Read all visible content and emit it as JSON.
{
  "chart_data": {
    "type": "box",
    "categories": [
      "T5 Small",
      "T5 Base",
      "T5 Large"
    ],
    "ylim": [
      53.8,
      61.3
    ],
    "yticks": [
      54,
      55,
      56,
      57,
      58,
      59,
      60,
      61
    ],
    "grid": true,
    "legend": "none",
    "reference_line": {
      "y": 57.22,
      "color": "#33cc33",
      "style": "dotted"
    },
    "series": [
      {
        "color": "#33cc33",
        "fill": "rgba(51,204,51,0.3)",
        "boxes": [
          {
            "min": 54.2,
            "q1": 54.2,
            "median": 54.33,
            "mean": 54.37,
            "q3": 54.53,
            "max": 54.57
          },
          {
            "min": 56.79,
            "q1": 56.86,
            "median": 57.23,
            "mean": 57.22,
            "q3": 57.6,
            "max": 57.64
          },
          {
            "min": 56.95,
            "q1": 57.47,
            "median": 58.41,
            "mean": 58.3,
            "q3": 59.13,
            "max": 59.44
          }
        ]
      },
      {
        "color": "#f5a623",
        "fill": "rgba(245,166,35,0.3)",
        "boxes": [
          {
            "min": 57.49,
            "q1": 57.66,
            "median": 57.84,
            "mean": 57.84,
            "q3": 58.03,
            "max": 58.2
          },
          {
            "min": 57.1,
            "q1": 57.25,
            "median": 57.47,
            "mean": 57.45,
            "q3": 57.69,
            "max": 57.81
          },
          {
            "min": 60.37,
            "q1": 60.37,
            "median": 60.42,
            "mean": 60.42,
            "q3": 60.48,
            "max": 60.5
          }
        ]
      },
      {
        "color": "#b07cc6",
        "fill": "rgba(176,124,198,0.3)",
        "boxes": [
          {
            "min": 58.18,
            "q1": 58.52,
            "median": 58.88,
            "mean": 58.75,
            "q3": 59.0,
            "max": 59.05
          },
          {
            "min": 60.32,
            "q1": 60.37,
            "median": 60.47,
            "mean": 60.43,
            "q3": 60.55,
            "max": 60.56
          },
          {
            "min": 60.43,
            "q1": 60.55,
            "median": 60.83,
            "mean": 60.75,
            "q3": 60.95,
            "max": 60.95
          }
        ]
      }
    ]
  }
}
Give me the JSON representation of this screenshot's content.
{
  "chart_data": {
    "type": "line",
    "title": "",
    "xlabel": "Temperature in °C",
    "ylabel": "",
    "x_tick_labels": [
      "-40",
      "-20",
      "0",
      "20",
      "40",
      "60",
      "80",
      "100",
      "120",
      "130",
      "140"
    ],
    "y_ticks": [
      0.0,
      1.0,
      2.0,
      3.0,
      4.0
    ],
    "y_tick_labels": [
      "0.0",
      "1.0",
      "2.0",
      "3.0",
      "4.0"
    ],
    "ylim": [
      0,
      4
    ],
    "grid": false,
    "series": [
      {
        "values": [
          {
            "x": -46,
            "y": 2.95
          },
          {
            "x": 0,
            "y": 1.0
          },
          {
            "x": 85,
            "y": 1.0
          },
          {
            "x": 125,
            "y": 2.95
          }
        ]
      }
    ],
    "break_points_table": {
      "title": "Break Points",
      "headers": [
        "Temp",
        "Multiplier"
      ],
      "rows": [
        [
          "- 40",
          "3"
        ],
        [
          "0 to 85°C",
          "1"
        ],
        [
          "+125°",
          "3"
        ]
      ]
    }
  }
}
—————
• [Exercise]: Return each line of the records above exactly as it reads.

• [Task result]:
Read all visible content and emit it as JSON.
{
  "chart_data": {
    "type": "box",
    "categories": [
      "T5 Small",
      "T5 Base",
      "T5 Large"
    ],
    "ylim": [
      53.8,
      61.3
    ],
    "yticks": [
      54,
      55,
      56,
      57,
      58,
      59,
      60,
      61
    ],
    "grid": true,
    "legend": "none",
    "reference_line": {
      "y": 57.22,
      "color": "#33cc33",
      "style": "dotted"
    },
    "series": [
      {
        "color": "#33cc33",
        "fill": "rgba(51,204,51,0.3)",
        "boxes": [
          {
            "min": 54.2,
            "q1": 54.2,
            "median": 54.33,
            "mean": 54.37,
            "q3": 54.53,
            "max": 54.57
          },
          {
            "min": 56.79,
            "q1": 56.86,
            "median": 57.23,
            "mean": 57.22,
            "q3": 57.6,
            "max": 57.64
          },
          {
            "min": 56.95,
            "q1": 57.47,
            "median": 58.41,
            "mean": 58.3,
            "q3": 59.13,
            "max": 59.44
          }
        ]
      },
      {
        "color": "#f5a623",
        "fill": "rgba(245,166,35,0.3)",
        "boxes": [
          {
            "min": 57.49,
            "q1": 57.66,
            "median": 57.84,
            "mean": 57.84,
            "q3": 58.03,
            "max": 58.2
          },
          {
            "min": 57.1,
            "q1": 57.25,
            "median": 57.47,
            "mean": 57.45,
            "q3": 57.69,
            "max": 57.81
          },
          {
            "min": 60.37,
            "q1": 60.37,
            "median": 60.42,
            "mean": 60.42,
            "q3": 60.48,
            "max": 60.5
          }
        ]
      },
      {
        "color": "#b07cc6",
        "fill": "rgba(176,124,198,0.3)",
        "boxes": [
          {
            "min": 58.18,
            "q1": 58.52,
            "median": 58.88,
            "mean": 58.75,
            "q3": 59.0,
            "max": 59.05
          },
          {
            "min": 60.32,
            "q1": 60.37,
            "median": 60.47,
            "mean": 60.43,
            "q3": 60.55,
            "max": 60.56
          },
          {
            "min": 60.43,
            "q1": 60.55,
            "median": 60.83,
            "mean": 60.75,
            "q3": 60.95,
            "max": 60.95
          }
        ]
      }
    ]
  }
}
Give me the JSON representation of this screenshot's content.
{
  "chart_data": {
    "type": "line",
    "title": "",
    "xlabel": "Temperature in °C",
    "ylabel": "",
    "x_tick_labels": [
      "-40",
      "-20",
      "0",
      "20",
      "40",
      "60",
      "80",
      "100",
      "120",
      "130",
      "140"
    ],
    "y_ticks": [
      0.0,
      1.0,
      2.0,
      3.0,
      4.0
    ],
    "y_tick_labels": [
      "0.0",
      "1.0",
      "2.0",
      "3.0",
      "4.0"
    ],
    "ylim": [
      0,
      4
    ],
    "grid": false,
    "series": [
      {
        "values": [
          {
            "x": -46,
            "y": 2.95
          },
          {
            "x": 0,
            "y": 1.0
          },
          {
            "x": 85,
            "y": 1.0
          },
          {
            "x": 125,
            "y": 2.95
          }
        ]
      }
    ],
    "break_points_table": {
      "title": "Break Points",
      "headers": [
        "Temp",
        "Multiplier"
      ],
      "rows": [
        [
          "- 40",
          "3"
        ],
        [
          "0 to 85°C",
          "1"
        ],
        [
          "+125°",
          "3"
        ]
      ]
    }
  }
}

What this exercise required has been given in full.